Task to carry out: Below are some records; reproduce every one of them exactly.

____ Dataset excerpts

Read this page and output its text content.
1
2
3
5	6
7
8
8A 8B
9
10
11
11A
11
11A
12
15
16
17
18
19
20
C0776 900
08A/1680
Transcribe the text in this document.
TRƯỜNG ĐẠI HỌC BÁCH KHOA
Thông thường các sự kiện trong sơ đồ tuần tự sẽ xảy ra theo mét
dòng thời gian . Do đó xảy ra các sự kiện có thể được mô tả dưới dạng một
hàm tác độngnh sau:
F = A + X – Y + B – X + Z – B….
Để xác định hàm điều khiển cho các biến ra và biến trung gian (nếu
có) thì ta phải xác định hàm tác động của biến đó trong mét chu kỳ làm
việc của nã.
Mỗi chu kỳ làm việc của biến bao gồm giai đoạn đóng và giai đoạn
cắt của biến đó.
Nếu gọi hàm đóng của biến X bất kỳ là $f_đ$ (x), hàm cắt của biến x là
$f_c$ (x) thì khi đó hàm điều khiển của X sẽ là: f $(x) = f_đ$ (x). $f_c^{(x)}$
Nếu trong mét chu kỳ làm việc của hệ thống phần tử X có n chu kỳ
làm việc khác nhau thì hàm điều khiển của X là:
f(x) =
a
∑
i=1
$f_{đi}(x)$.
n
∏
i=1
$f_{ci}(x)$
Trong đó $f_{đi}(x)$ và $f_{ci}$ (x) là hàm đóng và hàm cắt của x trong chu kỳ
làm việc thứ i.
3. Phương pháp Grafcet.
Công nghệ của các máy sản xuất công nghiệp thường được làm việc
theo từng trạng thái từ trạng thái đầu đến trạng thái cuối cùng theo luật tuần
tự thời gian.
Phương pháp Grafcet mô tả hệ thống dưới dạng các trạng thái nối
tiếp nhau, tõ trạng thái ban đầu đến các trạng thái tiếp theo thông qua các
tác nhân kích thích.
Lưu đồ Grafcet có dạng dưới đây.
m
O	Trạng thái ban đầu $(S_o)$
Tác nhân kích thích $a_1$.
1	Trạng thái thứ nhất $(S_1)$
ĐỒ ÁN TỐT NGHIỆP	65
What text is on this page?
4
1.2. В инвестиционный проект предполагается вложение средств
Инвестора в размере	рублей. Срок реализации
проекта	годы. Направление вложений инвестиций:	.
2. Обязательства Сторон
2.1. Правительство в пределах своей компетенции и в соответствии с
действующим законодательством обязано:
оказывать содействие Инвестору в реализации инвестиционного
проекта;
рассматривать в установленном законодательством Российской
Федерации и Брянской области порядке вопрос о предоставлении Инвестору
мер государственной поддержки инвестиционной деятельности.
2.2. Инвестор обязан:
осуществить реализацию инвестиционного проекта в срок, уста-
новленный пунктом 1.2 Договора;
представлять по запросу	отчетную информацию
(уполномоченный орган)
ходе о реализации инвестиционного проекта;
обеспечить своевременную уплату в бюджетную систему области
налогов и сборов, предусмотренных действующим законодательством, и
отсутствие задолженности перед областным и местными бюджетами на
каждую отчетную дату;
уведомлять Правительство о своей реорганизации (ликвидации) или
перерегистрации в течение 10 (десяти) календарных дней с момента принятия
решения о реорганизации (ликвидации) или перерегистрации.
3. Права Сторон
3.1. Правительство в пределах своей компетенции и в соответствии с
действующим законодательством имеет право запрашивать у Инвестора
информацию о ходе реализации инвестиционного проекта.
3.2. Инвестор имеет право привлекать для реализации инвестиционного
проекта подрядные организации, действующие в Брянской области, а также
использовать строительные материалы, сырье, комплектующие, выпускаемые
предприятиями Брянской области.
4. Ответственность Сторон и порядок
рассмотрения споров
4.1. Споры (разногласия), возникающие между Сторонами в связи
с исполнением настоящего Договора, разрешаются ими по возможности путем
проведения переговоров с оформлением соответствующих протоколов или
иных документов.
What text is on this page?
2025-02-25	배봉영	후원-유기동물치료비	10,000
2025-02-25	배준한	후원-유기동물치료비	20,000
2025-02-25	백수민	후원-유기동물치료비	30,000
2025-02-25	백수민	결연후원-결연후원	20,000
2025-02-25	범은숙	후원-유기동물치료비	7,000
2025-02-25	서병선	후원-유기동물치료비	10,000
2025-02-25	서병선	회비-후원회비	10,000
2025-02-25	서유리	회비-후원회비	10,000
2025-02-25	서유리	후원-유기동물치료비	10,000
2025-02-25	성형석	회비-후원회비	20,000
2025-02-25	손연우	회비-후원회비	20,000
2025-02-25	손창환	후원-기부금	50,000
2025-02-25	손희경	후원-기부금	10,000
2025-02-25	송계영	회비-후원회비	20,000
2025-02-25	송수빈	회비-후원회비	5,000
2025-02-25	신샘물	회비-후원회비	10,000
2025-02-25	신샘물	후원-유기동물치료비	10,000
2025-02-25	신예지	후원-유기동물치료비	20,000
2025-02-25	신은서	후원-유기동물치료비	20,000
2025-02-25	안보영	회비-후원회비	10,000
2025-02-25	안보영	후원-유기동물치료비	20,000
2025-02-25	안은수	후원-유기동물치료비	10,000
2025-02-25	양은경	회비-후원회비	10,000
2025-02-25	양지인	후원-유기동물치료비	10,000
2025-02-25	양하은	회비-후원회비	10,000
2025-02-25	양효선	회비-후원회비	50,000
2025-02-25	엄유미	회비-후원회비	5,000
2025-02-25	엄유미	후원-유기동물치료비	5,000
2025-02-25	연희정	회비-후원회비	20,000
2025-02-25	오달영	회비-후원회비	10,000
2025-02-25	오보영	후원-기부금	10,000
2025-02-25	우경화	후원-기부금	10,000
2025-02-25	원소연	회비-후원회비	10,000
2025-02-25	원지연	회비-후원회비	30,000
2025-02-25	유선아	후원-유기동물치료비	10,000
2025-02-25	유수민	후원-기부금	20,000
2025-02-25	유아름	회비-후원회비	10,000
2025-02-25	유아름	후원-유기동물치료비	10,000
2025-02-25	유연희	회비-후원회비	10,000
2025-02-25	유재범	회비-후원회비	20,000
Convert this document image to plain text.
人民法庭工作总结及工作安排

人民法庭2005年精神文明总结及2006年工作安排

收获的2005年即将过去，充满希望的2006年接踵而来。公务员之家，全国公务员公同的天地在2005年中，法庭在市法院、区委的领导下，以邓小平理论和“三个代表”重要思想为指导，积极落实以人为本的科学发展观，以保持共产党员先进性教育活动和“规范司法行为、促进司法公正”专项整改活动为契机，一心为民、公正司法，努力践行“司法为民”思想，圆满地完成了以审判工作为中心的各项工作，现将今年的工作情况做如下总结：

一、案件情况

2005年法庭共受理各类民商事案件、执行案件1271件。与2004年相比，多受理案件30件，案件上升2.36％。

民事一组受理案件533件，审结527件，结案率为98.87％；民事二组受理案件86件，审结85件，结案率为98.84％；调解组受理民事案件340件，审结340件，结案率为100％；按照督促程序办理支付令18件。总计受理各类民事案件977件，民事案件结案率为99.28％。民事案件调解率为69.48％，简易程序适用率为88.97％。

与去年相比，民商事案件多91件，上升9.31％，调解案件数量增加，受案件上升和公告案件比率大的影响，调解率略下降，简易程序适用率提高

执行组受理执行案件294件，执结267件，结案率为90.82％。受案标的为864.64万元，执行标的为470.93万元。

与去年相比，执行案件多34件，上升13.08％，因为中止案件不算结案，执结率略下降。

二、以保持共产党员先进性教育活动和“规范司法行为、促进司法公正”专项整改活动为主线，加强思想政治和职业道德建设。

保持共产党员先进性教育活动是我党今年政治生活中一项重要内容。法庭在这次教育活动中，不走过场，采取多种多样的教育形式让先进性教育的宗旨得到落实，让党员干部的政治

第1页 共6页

________

Answer to the exercise:
Read this page and output its text content.
1
2
3
5	6
7
8
8A 8B
9
10
11
11A
11
11A
12
15
16
17
18
19
20
C0776 900
08A/1680
Transcribe the text in this document.
TRƯỜNG ĐẠI HỌC BÁCH KHOA
Thông thường các sự kiện trong sơ đồ tuần tự sẽ xảy ra theo mét
dòng thời gian . Do đó xảy ra các sự kiện có thể được mô tả dưới dạng một
hàm tác độngnh sau:
F = A + X – Y + B – X + Z – B….
Để xác định hàm điều khiển cho các biến ra và biến trung gian (nếu
có) thì ta phải xác định hàm tác động của biến đó trong mét chu kỳ làm
việc của nã.
Mỗi chu kỳ làm việc của biến bao gồm giai đoạn đóng và giai đoạn
cắt của biến đó.
Nếu gọi hàm đóng của biến X bất kỳ là $f_đ$ (x), hàm cắt của biến x là
$f_c$ (x) thì khi đó hàm điều khiển của X sẽ là: f $(x) = f_đ$ (x). $f_c^{(x)}$
Nếu trong mét chu kỳ làm việc của hệ thống phần tử X có n chu kỳ
làm việc khác nhau thì hàm điều khiển của X là:
f(x) =
a
∑
i=1
$f_{đi}(x)$.
n
∏
i=1
$f_{ci}(x)$
Trong đó $f_{đi}(x)$ và $f_{ci}$ (x) là hàm đóng và hàm cắt của x trong chu kỳ
làm việc thứ i.
3. Phương pháp Grafcet.
Công nghệ của các máy sản xuất công nghiệp thường được làm việc
theo từng trạng thái từ trạng thái đầu đến trạng thái cuối cùng theo luật tuần
tự thời gian.
Phương pháp Grafcet mô tả hệ thống dưới dạng các trạng thái nối
tiếp nhau, tõ trạng thái ban đầu đến các trạng thái tiếp theo thông qua các
tác nhân kích thích.
Lưu đồ Grafcet có dạng dưới đây.
m
O	Trạng thái ban đầu $(S_o)$
Tác nhân kích thích $a_1$.
1	Trạng thái thứ nhất $(S_1)$
ĐỒ ÁN TỐT NGHIỆP	65
What text is on this page?
4
1.2. В инвестиционный проект предполагается вложение средств
Инвестора в размере	рублей. Срок реализации
проекта	годы. Направление вложений инвестиций:	.
2. Обязательства Сторон
2.1. Правительство в пределах своей компетенции и в соответствии с
действующим законодательством обязано:
оказывать содействие Инвестору в реализации инвестиционного
проекта;
рассматривать в установленном законодательством Российской
Федерации и Брянской области порядке вопрос о предоставлении Инвестору
мер государственной поддержки инвестиционной деятельности.
2.2. Инвестор обязан:
осуществить реализацию инвестиционного проекта в срок, уста-
новленный пунктом 1.2 Договора;
представлять по запросу	отчетную информацию
(уполномоченный орган)
ходе о реализации инвестиционного проекта;
обеспечить своевременную уплату в бюджетную систему области
налогов и сборов, предусмотренных действующим законодательством, и
отсутствие задолженности перед областным и местными бюджетами на
каждую отчетную дату;
уведомлять Правительство о своей реорганизации (ликвидации) или
перерегистрации в течение 10 (десяти) календарных дней с момента принятия
решения о реорганизации (ликвидации) или перерегистрации.
3. Права Сторон
3.1. Правительство в пределах своей компетенции и в соответствии с
действующим законодательством имеет право запрашивать у Инвестора
информацию о ходе реализации инвестиционного проекта.
3.2. Инвестор имеет право привлекать для реализации инвестиционного
проекта подрядные организации, действующие в Брянской области, а также
использовать строительные материалы, сырье, комплектующие, выпускаемые
предприятиями Брянской области.
4. Ответственность Сторон и порядок
рассмотрения споров
4.1. Споры (разногласия), возникающие между Сторонами в связи
с исполнением настоящего Договора, разрешаются ими по возможности путем
проведения переговоров с оформлением соответствующих протоколов или
иных документов.
What text is on this page?
2025-02-25	배봉영	후원-유기동물치료비	10,000
2025-02-25	배준한	후원-유기동물치료비	20,000
2025-02-25	백수민	후원-유기동물치료비	30,000
2025-02-25	백수민	결연후원-결연후원	20,000
2025-02-25	범은숙	후원-유기동물치료비	7,000
2025-02-25	서병선	후원-유기동물치료비	10,000
2025-02-25	서병선	회비-후원회비	10,000
2025-02-25	서유리	회비-후원회비	10,000
2025-02-25	서유리	후원-유기동물치료비	10,000
2025-02-25	성형석	회비-후원회비	20,000
2025-02-25	손연우	회비-후원회비	20,000
2025-02-25	손창환	후원-기부금	50,000
2025-02-25	손희경	후원-기부금	10,000
2025-02-25	송계영	회비-후원회비	20,000
2025-02-25	송수빈	회비-후원회비	5,000
2025-02-25	신샘물	회비-후원회비	10,000
2025-02-25	신샘물	후원-유기동물치료비	10,000
2025-02-25	신예지	후원-유기동물치료비	20,000
2025-02-25	신은서	후원-유기동물치료비	20,000
2025-02-25	안보영	회비-후원회비	10,000
2025-02-25	안보영	후원-유기동물치료비	20,000
2025-02-25	안은수	후원-유기동물치료비	10,000
2025-02-25	양은경	회비-후원회비	10,000
2025-02-25	양지인	후원-유기동물치료비	10,000
2025-02-25	양하은	회비-후원회비	10,000
2025-02-25	양효선	회비-후원회비	50,000
2025-02-25	엄유미	회비-후원회비	5,000
2025-02-25	엄유미	후원-유기동물치료비	5,000
2025-02-25	연희정	회비-후원회비	20,000
2025-02-25	오달영	회비-후원회비	10,000
2025-02-25	오보영	후원-기부금	10,000
2025-02-25	우경화	후원-기부금	10,000
2025-02-25	원소연	회비-후원회비	10,000
2025-02-25	원지연	회비-후원회비	30,000
2025-02-25	유선아	후원-유기동물치료비	10,000
2025-02-25	유수민	후원-기부금	20,000
2025-02-25	유아름	회비-후원회비	10,000
2025-02-25	유아름	후원-유기동물치료비	10,000
2025-02-25	유연희	회비-후원회비	10,000
2025-02-25	유재범	회비-후원회비	20,000
Convert this document image to plain text.
人民法庭工作总结及工作安排

人民法庭2005年精神文明总结及2006年工作安排

收获的2005年即将过去，充满希望的2006年接踵而来。公务员之家，全国公务员公同的天地在2005年中，法庭在市法院、区委的领导下，以邓小平理论和“三个代表”重要思想为指导，积极落实以人为本的科学发展观，以保持共产党员先进性教育活动和“规范司法行为、促进司法公正”专项整改活动为契机，一心为民、公正司法，努力践行“司法为民”思想，圆满地完成了以审判工作为中心的各项工作，现将今年的工作情况做如下总结：

一、案件情况

2005年法庭共受理各类民商事案件、执行案件1271件。与2004年相比，多受理案件30件，案件上升2.36％。

民事一组受理案件533件，审结527件，结案率为98.87％；民事二组受理案件86件，审结85件，结案率为98.84％；调解组受理民事案件340件，审结340件，结案率为100％；按照督促程序办理支付令18件。总计受理各类民事案件977件，民事案件结案率为99.28％。民事案件调解率为69.48％，简易程序适用率为88.97％。

与去年相比，民商事案件多91件，上升9.31％，调解案件数量增加，受案件上升和公告案件比率大的影响，调解率略下降，简易程序适用率提高

执行组受理执行案件294件，执结267件，结案率为90.82％。受案标的为864.64万元，执行标的为470.93万元。

与去年相比，执行案件多34件，上升13.08％，因为中止案件不算结案，执结率略下降。

二、以保持共产党员先进性教育活动和“规范司法行为、促进司法公正”专项整改活动为主线，加强思想政治和职业道德建设。

保持共产党员先进性教育活动是我党今年政治生活中一项重要内容。法庭在这次教育活动中，不走过场，采取多种多样的教育形式让先进性教育的宗旨得到落实，让党员干部的政治

第1页 共6页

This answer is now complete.